» Task
Write out the listing beneath this instruction in its entirety, exactly as it reads.

[start]

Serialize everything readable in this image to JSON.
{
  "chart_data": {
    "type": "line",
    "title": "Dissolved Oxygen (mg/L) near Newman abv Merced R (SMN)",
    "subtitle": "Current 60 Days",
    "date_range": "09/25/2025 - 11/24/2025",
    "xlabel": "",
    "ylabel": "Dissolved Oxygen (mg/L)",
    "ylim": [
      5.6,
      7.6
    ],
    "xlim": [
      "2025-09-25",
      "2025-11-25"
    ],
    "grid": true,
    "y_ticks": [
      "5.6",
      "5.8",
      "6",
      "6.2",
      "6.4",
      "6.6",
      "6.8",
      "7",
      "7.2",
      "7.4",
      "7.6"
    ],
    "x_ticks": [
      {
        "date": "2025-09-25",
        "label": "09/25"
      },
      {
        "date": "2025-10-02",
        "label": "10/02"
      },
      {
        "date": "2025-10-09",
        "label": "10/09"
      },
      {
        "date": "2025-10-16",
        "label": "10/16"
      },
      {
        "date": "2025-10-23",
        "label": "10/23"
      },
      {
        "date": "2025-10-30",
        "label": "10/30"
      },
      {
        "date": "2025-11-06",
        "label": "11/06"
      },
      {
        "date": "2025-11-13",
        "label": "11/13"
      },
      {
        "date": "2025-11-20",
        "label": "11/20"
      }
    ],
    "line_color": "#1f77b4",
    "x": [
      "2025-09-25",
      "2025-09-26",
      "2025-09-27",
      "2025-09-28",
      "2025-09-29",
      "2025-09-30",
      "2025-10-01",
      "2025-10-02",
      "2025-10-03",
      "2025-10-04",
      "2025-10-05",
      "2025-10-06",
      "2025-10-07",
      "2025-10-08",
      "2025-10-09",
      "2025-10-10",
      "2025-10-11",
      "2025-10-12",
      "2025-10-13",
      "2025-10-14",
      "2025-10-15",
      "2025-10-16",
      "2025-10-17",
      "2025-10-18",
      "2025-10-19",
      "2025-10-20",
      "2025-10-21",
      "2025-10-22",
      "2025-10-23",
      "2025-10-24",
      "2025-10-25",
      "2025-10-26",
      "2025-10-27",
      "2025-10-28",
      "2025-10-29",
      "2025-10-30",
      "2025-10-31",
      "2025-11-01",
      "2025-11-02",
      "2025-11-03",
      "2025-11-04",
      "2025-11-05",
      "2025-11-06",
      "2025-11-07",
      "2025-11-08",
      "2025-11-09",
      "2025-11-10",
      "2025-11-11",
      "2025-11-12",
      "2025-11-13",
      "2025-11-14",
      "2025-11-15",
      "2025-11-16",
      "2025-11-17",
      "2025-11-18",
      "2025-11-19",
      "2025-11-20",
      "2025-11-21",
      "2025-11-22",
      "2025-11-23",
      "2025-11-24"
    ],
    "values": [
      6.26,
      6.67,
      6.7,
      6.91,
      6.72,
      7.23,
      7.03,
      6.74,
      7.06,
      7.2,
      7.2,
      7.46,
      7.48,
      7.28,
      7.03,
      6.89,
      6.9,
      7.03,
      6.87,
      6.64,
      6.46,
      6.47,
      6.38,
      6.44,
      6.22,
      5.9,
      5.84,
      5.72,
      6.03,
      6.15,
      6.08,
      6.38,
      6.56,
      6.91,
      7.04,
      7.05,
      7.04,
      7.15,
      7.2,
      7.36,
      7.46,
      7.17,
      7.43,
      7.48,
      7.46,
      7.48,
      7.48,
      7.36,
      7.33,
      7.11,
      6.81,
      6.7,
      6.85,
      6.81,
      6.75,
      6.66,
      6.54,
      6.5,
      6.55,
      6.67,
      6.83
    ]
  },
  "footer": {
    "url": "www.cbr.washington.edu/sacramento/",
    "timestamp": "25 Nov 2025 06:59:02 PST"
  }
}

[end]

» Finished exercise
Serialize everything readable in this image to JSON.
{
  "chart_data": {
    "type": "line",
    "title": "Dissolved Oxygen (mg/L) near Newman abv Merced R (SMN)",
    "subtitle": "Current 60 Days",
    "date_range": "09/25/2025 - 11/24/2025",
    "xlabel": "",
    "ylabel": "Dissolved Oxygen (mg/L)",
    "ylim": [
      5.6,
      7.6
    ],
    "xlim": [
      "2025-09-25",
      "2025-11-25"
    ],
    "grid": true,
    "y_ticks": [
      "5.6",
      "5.8",
      "6",
      "6.2",
      "6.4",
      "6.6",
      "6.8",
      "7",
      "7.2",
      "7.4",
      "7.6"
    ],
    "x_ticks": [
      {
        "date": "2025-09-25",
        "label": "09/25"
      },
      {
        "date": "2025-10-02",
        "label": "10/02"
      },
      {
        "date": "2025-10-09",
        "label": "10/09"
      },
      {
        "date": "2025-10-16",
        "label": "10/16"
      },
      {
        "date": "2025-10-23",
        "label": "10/23"
      },
      {
        "date": "2025-10-30",
        "label": "10/30"
      },
      {
        "date": "2025-11-06",
        "label": "11/06"
      },
      {
        "date": "2025-11-13",
        "label": "11/13"
      },
      {
        "date": "2025-11-20",
        "label": "11/20"
      }
    ],
    "line_color": "#1f77b4",
    "x": [
      "2025-09-25",
      "2025-09-26",
      "2025-09-27",
      "2025-09-28",
      "2025-09-29",
      "2025-09-30",
      "2025-10-01",
      "2025-10-02",
      "2025-10-03",
      "2025-10-04",
      "2025-10-05",
      "2025-10-06",
      "2025-10-07",
      "2025-10-08",
      "2025-10-09",
      "2025-10-10",
      "2025-10-11",
      "2025-10-12",
      "2025-10-13",
      "2025-10-14",
      "2025-10-15",
      "2025-10-16",
      "2025-10-17",
      "2025-10-18",
      "2025-10-19",
      "2025-10-20",
      "2025-10-21",
      "2025-10-22",
      "2025-10-23",
      "2025-10-24",
      "2025-10-25",
      "2025-10-26",
      "2025-10-27",
      "2025-10-28",
      "2025-10-29",
      "2025-10-30",
      "2025-10-31",
      "2025-11-01",
      "2025-11-02",
      "2025-11-03",
      "2025-11-04",
      "2025-11-05",
      "2025-11-06",
      "2025-11-07",
      "2025-11-08",
      "2025-11-09",
      "2025-11-10",
      "2025-11-11",
      "2025-11-12",
      "2025-11-13",
      "2025-11-14",
      "2025-11-15",
      "2025-11-16",
      "2025-11-17",
      "2025-11-18",
      "2025-11-19",
      "2025-11-20",
      "2025-11-21",
      "2025-11-22",
      "2025-11-23",
      "2025-11-24"
    ],
    "values": [
      6.26,
      6.67,
      6.7,
      6.91,
      6.72,
      7.23,
      7.03,
      6.74,
      7.06,
      7.2,
      7.2,
      7.46,
      7.48,
      7.28,
      7.03,
      6.89,
      6.9,
      7.03,
      6.87,
      6.64,
      6.46,
      6.47,
      6.38,
      6.44,
      6.22,
      5.9,
      5.84,
      5.72,
      6.03,
      6.15,
      6.08,
      6.38,
      6.56,
      6.91,
      7.04,
      7.05,
      7.04,
      7.15,
      7.2,
      7.36,
      7.46,
      7.17,
      7.43,
      7.48,
      7.46,
      7.48,
      7.48,
      7.36,
      7.33,
      7.11,
      6.81,
      6.7,
      6.85,
      6.81,
      6.75,
      6.66,
      6.54,
      6.5,
      6.55,
      6.67,
      6.83
    ]
  },
  "footer": {
    "url": "www.cbr.washington.edu/sacramento/",
    "timestamp": "25 Nov 2025 06:59:02 PST"
  }
}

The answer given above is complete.